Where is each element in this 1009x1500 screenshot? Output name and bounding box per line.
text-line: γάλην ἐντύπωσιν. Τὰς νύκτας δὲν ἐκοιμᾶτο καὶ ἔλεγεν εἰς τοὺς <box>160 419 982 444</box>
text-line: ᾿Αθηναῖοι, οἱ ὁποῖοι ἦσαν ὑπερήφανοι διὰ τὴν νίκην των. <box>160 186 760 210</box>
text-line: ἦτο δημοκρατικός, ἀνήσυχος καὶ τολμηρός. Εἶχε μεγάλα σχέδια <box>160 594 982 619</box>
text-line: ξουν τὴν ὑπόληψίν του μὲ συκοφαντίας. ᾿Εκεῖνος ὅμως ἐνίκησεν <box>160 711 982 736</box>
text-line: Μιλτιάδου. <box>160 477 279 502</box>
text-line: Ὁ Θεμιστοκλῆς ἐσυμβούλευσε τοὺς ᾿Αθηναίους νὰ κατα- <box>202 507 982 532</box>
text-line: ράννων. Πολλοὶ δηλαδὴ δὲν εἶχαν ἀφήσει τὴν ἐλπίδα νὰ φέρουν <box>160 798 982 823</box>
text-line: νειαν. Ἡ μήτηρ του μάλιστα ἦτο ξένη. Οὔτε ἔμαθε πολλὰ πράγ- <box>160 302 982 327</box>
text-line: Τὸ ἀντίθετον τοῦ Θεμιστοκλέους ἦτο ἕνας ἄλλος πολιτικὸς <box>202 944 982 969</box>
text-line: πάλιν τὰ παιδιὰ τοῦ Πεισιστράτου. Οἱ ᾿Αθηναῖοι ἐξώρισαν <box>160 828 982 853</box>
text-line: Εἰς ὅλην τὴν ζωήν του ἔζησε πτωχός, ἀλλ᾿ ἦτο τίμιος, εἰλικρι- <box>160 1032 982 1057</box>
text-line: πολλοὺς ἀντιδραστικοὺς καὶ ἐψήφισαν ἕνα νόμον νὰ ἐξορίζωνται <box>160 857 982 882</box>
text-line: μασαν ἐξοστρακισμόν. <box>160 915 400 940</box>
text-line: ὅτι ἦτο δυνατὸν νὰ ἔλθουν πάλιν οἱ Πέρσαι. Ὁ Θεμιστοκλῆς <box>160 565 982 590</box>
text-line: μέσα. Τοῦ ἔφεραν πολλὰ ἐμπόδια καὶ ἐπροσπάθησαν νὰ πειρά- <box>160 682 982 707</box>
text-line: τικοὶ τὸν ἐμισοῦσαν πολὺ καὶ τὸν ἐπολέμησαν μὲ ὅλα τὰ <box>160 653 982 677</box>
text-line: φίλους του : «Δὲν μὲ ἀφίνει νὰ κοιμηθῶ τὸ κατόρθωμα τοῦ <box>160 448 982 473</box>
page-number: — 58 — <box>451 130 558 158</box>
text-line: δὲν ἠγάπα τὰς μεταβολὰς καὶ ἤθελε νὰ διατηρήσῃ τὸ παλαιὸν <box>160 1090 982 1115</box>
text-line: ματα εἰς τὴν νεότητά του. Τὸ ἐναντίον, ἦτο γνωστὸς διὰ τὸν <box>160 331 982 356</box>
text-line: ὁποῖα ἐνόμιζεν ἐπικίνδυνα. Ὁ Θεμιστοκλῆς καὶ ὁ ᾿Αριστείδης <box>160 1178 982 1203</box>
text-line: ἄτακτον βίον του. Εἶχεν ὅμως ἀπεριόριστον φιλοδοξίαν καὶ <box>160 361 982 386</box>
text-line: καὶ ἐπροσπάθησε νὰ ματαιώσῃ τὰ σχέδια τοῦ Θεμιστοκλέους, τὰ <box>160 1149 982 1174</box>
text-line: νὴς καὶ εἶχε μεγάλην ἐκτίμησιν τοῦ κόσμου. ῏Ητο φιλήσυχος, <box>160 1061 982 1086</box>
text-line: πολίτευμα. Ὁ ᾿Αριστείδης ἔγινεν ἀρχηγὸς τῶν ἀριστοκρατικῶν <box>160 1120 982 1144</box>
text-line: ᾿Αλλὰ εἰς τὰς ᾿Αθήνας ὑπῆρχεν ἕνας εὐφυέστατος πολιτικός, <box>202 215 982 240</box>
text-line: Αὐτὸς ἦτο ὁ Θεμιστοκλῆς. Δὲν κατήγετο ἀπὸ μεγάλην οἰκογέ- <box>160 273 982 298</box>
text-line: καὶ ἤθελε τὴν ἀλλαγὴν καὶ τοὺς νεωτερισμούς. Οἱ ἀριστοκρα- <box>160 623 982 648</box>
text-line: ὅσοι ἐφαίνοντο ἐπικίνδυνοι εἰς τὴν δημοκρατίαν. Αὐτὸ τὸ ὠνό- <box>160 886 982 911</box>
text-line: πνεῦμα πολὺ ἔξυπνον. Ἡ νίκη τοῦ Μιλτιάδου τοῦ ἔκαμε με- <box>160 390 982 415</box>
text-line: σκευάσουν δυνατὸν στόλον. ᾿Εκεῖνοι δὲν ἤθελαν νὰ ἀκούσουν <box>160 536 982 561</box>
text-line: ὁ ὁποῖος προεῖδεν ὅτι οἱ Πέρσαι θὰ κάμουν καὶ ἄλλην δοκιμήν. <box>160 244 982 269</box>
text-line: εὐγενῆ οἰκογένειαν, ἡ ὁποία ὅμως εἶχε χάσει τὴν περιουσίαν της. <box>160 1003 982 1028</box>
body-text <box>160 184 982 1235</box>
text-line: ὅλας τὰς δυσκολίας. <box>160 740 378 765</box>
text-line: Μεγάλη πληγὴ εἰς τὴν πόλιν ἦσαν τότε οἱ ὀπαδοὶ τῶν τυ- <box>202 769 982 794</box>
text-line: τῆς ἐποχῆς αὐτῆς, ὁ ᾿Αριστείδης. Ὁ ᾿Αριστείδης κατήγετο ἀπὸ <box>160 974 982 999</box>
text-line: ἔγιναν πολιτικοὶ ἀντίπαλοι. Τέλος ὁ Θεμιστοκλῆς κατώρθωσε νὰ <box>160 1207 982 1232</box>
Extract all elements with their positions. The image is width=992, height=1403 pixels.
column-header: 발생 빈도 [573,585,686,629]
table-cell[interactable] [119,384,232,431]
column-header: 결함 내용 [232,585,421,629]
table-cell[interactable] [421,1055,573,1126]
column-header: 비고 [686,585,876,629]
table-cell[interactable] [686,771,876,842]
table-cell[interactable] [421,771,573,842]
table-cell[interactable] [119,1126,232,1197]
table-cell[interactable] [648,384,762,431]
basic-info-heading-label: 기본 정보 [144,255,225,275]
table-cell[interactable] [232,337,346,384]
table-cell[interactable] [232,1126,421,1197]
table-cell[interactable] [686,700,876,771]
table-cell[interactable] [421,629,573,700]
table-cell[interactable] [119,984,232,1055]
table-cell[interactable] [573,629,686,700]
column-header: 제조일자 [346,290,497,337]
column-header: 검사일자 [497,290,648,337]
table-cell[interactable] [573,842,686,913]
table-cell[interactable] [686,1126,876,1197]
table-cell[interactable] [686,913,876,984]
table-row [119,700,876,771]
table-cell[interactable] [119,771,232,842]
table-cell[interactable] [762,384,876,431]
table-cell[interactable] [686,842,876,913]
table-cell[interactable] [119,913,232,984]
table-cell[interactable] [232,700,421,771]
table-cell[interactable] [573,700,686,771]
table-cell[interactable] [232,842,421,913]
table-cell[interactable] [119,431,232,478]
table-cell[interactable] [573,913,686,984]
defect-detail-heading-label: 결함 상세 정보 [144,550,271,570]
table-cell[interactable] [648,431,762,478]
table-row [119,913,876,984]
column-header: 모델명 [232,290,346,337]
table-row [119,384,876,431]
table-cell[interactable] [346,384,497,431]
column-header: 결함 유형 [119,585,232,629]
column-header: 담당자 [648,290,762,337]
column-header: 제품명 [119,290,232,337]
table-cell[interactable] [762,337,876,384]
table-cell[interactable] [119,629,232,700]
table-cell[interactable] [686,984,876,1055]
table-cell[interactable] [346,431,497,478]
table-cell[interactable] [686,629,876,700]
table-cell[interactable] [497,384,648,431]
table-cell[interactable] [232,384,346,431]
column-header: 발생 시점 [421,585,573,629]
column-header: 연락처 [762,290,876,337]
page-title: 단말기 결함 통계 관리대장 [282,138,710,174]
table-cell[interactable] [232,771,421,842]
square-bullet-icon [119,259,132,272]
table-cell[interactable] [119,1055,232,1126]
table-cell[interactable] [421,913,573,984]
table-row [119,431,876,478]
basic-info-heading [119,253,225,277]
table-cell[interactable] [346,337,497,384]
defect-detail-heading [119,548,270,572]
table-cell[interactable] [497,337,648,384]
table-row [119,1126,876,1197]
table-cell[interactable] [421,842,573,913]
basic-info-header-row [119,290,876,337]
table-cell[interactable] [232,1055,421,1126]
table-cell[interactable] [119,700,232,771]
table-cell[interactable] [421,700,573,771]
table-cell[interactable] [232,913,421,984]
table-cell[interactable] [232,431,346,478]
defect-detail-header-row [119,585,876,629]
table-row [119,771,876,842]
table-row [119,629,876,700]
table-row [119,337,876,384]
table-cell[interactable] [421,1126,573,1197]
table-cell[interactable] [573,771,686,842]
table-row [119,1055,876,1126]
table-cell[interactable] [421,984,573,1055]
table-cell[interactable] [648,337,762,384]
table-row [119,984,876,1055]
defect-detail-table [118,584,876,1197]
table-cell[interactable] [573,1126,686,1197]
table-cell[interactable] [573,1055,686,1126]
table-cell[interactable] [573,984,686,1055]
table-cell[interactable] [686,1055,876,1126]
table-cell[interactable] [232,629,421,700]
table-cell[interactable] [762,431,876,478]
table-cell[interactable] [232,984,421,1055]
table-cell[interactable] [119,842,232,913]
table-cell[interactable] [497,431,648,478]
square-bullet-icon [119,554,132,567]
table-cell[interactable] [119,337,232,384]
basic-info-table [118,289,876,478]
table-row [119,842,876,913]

━━━━━━━━━━━━━━━━━━━━━━━━━━━━━━

Task description
Recast the material above as a Markdown table with the columns "Row" and "Entry," putting a row number in the first and the line in the second, and leave out any blank lines. Begin at the top of the material and stop after the line that contains "text-line: Μιλτιάδου. <box>160".

Answer to this task
| Row | Entry |
|---|---|
| 1 | Where is each element in this 1009x1500 screenshot? Output name and bounding box per line. |
| 2 | text-line: γάλην ἐντύπωσιν. Τὰς νύκτας δὲν ἐκοιμᾶτο καὶ ἔλεγεν εἰς τοὺς <box>160 419 982 444</box> |
| 3 | text-line: ᾿Αθηναῖοι, οἱ ὁποῖοι ἦσαν ὑπερήφανοι διὰ τὴν νίκην των. <box>160 186 760 210</box> |
| 4 | text-line: ἦτο δημοκρατικός, ἀνήσυχος καὶ τολμηρός. Εἶχε μεγάλα σχέδια <box>160 594 982 619</box> |
| 5 | text-line: ξουν τὴν ὑπόληψίν του μὲ συκοφαντίας. ᾿Εκεῖνος ὅμως ἐνίκησεν <box>160 711 982 736</box> |
| 6 | text-line: Μιλτιάδου. <box>160 477 279 502</box> |